Given task => Would you set down every entry shown below, precisely as written?

Rows =>
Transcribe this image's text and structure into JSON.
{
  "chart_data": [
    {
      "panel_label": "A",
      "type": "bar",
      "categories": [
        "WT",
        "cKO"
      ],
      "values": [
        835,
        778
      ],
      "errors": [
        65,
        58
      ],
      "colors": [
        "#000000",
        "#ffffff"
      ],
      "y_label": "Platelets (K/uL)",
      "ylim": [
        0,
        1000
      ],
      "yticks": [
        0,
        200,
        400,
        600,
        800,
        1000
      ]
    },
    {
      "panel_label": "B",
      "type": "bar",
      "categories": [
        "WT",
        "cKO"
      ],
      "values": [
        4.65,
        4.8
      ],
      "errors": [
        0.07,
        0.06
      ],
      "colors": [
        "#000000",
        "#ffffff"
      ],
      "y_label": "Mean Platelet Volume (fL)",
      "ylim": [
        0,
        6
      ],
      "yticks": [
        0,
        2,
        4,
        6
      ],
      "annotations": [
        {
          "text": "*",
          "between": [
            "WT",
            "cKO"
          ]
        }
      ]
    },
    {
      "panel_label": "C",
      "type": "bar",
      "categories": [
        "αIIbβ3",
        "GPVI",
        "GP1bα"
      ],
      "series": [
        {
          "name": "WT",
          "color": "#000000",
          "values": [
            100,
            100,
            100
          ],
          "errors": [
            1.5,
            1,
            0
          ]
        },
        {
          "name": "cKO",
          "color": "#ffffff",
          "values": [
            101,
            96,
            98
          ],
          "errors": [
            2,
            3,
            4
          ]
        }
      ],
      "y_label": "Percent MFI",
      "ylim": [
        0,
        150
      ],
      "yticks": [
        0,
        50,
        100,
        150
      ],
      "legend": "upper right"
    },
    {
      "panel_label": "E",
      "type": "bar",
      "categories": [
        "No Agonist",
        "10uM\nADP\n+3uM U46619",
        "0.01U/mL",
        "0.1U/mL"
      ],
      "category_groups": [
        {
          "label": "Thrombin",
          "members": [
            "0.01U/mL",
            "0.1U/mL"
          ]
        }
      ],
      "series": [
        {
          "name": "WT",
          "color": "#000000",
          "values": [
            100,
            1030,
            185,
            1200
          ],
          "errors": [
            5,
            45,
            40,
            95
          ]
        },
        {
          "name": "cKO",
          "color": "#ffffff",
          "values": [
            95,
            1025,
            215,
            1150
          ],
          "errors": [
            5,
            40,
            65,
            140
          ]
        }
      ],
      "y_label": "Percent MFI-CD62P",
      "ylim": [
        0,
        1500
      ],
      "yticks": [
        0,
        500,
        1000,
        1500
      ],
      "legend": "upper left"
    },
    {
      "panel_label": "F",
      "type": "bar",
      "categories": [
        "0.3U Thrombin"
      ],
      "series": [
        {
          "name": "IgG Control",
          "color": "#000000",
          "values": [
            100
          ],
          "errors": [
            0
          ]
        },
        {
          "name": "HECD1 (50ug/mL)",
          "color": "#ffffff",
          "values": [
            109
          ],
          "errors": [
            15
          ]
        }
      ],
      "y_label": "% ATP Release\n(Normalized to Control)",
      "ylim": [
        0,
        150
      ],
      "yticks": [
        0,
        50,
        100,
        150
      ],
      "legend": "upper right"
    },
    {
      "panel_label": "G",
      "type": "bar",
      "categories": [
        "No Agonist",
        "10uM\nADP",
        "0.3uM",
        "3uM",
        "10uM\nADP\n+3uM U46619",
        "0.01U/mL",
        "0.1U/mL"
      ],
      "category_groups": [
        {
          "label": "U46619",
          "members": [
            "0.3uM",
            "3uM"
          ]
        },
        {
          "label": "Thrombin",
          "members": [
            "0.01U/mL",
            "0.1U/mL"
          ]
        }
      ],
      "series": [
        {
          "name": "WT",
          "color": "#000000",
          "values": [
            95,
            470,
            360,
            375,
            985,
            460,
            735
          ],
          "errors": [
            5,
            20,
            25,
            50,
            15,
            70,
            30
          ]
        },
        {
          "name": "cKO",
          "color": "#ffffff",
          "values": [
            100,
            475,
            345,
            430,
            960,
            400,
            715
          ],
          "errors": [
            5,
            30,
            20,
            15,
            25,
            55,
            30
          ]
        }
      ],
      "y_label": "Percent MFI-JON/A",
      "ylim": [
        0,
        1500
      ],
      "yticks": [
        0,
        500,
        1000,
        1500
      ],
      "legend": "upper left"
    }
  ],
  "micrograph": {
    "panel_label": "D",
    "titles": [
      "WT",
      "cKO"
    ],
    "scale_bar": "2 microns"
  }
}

Task solution =>
Transcribe this image's text and structure into JSON.
{
  "chart_data": [
    {
      "panel_label": "A",
      "type": "bar",
      "categories": [
        "WT",
        "cKO"
      ],
      "values": [
        835,
        778
      ],
      "errors": [
        65,
        58
      ],
      "colors": [
        "#000000",
        "#ffffff"
      ],
      "y_label": "Platelets (K/uL)",
      "ylim": [
        0,
        1000
      ],
      "yticks": [
        0,
        200,
        400,
        600,
        800,
        1000
      ]
    },
    {
      "panel_label": "B",
      "type": "bar",
      "categories": [
        "WT",
        "cKO"
      ],
      "values": [
        4.65,
        4.8
      ],
      "errors": [
        0.07,
        0.06
      ],
      "colors": [
        "#000000",
        "#ffffff"
      ],
      "y_label": "Mean Platelet Volume (fL)",
      "ylim": [
        0,
        6
      ],
      "yticks": [
        0,
        2,
        4,
        6
      ],
      "annotations": [
        {
          "text": "*",
          "between": [
            "WT",
            "cKO"
          ]
        }
      ]
    },
    {
      "panel_label": "C",
      "type": "bar",
      "categories": [
        "αIIbβ3",
        "GPVI",
        "GP1bα"
      ],
      "series": [
        {
          "name": "WT",
          "color": "#000000",
          "values": [
            100,
            100,
            100
          ],
          "errors": [
            1.5,
            1,
            0
          ]
        },
        {
          "name": "cKO",
          "color": "#ffffff",
          "values": [
            101,
            96,
            98
          ],
          "errors": [
            2,
            3,
            4
          ]
        }
      ],
      "y_label": "Percent MFI",
      "ylim": [
        0,
        150
      ],
      "yticks": [
        0,
        50,
        100,
        150
      ],
      "legend": "upper right"
    },
    {
      "panel_label": "E",
      "type": "bar",
      "categories": [
        "No Agonist",
        "10uM\nADP\n+3uM U46619",
        "0.01U/mL",
        "0.1U/mL"
      ],
      "category_groups": [
        {
          "label": "Thrombin",
          "members": [
            "0.01U/mL",
            "0.1U/mL"
          ]
        }
      ],
      "series": [
        {
          "name": "WT",
          "color": "#000000",
          "values": [
            100,
            1030,
            185,
            1200
          ],
          "errors": [
            5,
            45,
            40,
            95
          ]
        },
        {
          "name": "cKO",
          "color": "#ffffff",
          "values": [
            95,
            1025,
            215,
            1150
          ],
          "errors": [
            5,
            40,
            65,
            140
          ]
        }
      ],
      "y_label": "Percent MFI-CD62P",
      "ylim": [
        0,
        1500
      ],
      "yticks": [
        0,
        500,
        1000,
        1500
      ],
      "legend": "upper left"
    },
    {
      "panel_label": "F",
      "type": "bar",
      "categories": [
        "0.3U Thrombin"
      ],
      "series": [
        {
          "name": "IgG Control",
          "color": "#000000",
          "values": [
            100
          ],
          "errors": [
            0
          ]
        },
        {
          "name": "HECD1 (50ug/mL)",
          "color": "#ffffff",
          "values": [
            109
          ],
          "errors": [
            15
          ]
        }
      ],
      "y_label": "% ATP Release\n(Normalized to Control)",
      "ylim": [
        0,
        150
      ],
      "yticks": [
        0,
        50,
        100,
        150
      ],
      "legend": "upper right"
    },
    {
      "panel_label": "G",
      "type": "bar",
      "categories": [
        "No Agonist",
        "10uM\nADP",
        "0.3uM",
        "3uM",
        "10uM\nADP\n+3uM U46619",
        "0.01U/mL",
        "0.1U/mL"
      ],
      "category_groups": [
        {
          "label": "U46619",
          "members": [
            "0.3uM",
            "3uM"
          ]
        },
        {
          "label": "Thrombin",
          "members": [
            "0.01U/mL",
            "0.1U/mL"
          ]
        }
      ],
      "series": [
        {
          "name": "WT",
          "color": "#000000",
          "values": [
            95,
            470,
            360,
            375,
            985,
            460,
            735
          ],
          "errors": [
            5,
            20,
            25,
            50,
            15,
            70,
            30
          ]
        },
        {
          "name": "cKO",
          "color": "#ffffff",
          "values": [
            100,
            475,
            345,
            430,
            960,
            400,
            715
          ],
          "errors": [
            5,
            30,
            20,
            15,
            25,
            55,
            30
          ]
        }
      ],
      "y_label": "Percent MFI-JON/A",
      "ylim": [
        0,
        1500
      ],
      "yticks": [
        0,
        500,
        1000,
        1500
      ],
      "legend": "upper left"
    }
  ],
  "micrograph": {
    "panel_label": "D",
    "titles": [
      "WT",
      "cKO"
    ],
    "scale_bar": "2 microns"
  }
}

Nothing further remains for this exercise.